■ OBJECTIVE
Lines that include the word "naar" are the ones to copy.

■ DATA ROWS
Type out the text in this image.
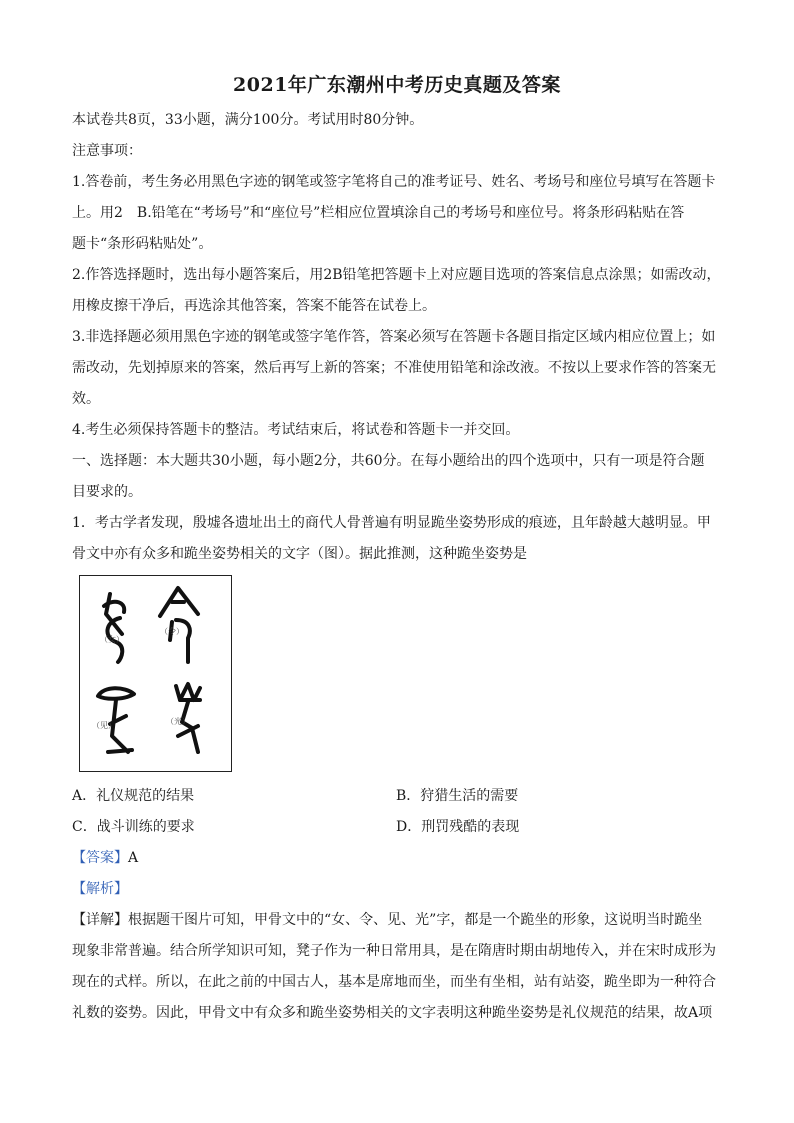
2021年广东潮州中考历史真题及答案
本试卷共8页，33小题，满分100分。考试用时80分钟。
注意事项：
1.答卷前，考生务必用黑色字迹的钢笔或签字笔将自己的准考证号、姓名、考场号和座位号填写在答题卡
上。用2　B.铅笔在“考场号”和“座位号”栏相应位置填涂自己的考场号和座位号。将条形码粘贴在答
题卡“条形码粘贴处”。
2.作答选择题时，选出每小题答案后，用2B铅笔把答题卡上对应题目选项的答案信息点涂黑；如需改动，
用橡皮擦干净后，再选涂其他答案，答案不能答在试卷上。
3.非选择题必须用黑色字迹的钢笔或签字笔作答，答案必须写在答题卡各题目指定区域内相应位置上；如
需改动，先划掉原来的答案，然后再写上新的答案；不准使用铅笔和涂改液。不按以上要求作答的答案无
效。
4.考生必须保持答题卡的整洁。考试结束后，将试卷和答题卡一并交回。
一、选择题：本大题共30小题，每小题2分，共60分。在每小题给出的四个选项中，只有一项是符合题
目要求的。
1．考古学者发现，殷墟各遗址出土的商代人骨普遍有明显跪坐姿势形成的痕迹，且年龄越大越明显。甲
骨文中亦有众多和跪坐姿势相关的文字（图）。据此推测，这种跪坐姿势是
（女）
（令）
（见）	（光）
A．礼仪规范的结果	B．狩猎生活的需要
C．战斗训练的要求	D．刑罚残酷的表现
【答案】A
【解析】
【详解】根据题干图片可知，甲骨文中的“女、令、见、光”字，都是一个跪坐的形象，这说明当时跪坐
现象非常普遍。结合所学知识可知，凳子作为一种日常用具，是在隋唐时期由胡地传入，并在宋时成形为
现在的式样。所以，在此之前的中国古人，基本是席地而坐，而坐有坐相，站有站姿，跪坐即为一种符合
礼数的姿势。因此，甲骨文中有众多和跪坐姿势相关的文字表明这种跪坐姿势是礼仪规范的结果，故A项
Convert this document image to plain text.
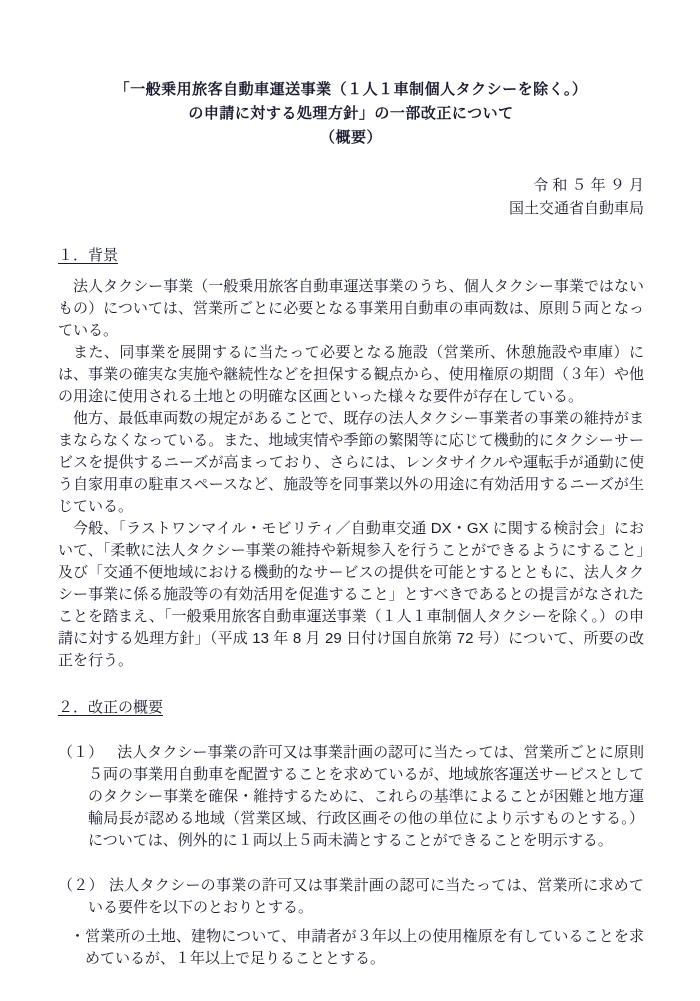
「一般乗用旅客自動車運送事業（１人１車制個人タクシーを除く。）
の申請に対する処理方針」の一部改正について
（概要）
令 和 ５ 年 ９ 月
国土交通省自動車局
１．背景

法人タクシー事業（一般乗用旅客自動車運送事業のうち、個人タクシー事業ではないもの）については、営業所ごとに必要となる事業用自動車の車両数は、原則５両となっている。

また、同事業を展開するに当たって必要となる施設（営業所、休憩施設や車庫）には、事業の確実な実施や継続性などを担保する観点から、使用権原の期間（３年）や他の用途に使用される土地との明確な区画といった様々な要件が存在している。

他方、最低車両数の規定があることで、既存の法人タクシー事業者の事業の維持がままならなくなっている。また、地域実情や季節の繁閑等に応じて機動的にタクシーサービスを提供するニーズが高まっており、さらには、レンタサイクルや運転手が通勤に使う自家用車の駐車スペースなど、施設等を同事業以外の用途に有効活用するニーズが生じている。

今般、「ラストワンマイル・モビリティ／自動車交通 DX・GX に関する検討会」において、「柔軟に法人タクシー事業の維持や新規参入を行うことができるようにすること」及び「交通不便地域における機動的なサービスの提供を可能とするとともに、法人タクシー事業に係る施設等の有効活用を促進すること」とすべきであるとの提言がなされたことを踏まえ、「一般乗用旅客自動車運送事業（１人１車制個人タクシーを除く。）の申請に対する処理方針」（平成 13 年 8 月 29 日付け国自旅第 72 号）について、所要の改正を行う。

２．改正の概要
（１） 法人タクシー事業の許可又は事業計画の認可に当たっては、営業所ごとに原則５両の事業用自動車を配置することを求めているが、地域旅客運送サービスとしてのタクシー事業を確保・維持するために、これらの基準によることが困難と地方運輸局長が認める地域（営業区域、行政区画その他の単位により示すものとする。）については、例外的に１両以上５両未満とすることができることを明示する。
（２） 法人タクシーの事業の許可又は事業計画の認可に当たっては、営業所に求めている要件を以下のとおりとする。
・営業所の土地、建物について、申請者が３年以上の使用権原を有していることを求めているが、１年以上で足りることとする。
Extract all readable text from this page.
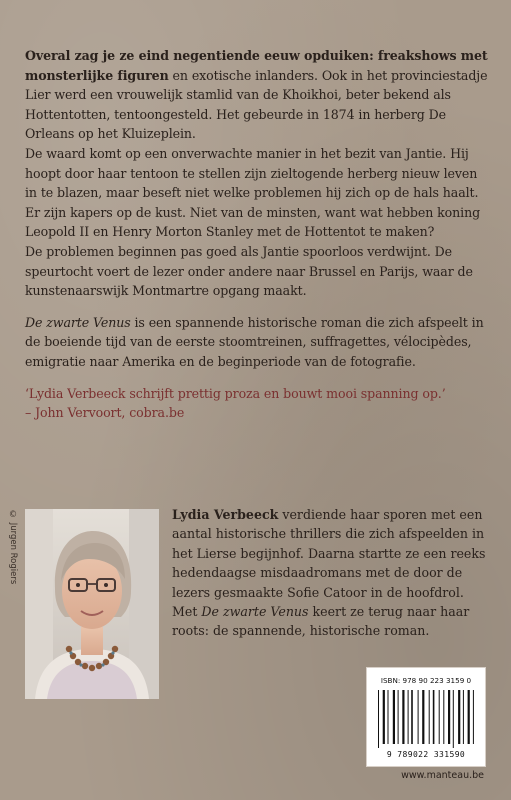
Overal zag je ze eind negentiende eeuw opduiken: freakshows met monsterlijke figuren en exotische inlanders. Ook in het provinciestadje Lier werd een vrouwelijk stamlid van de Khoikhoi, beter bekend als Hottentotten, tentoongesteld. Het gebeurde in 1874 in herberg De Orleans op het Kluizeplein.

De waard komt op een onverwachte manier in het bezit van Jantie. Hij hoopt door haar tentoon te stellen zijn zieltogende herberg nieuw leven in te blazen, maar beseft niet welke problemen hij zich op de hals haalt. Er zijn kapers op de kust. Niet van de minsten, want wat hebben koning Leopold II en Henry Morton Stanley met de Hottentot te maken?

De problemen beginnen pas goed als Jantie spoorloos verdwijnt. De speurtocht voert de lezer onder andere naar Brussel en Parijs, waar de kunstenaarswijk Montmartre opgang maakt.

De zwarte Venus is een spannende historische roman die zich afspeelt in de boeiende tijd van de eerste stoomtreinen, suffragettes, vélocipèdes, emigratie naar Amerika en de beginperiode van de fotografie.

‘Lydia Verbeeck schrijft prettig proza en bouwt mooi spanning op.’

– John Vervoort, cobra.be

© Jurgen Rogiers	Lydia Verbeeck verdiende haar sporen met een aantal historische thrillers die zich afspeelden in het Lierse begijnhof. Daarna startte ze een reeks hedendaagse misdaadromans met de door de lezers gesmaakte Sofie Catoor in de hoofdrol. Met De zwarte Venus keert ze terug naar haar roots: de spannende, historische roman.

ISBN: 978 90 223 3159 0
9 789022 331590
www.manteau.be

■ OUTPUT BELOW
De problemen beginnen pas goed als Jantie spoorloos verdwijnt. De speurtocht voert de lezer onder andere naar Brussel en Parijs, waar de kunstenaarswijk Montmartre opgang maakt.
De zwarte Venus is een spannende historische roman die zich afspeelt in de boeiende tijd van de eerste stoomtreinen, suffragettes, vélocipèdes, emigratie naar Amerika en de beginperiode van de fotografie.
© Jurgen Rogiers	Lydia Verbeeck verdiende haar sporen met een aantal historische thrillers die zich afspeelden in het Lierse begijnhof. Daarna startte ze een reeks hedendaagse misdaadromans met de door de lezers gesmaakte Sofie Catoor in de hoofdrol. Met De zwarte Venus keert ze terug naar haar roots: de spannende, historische roman.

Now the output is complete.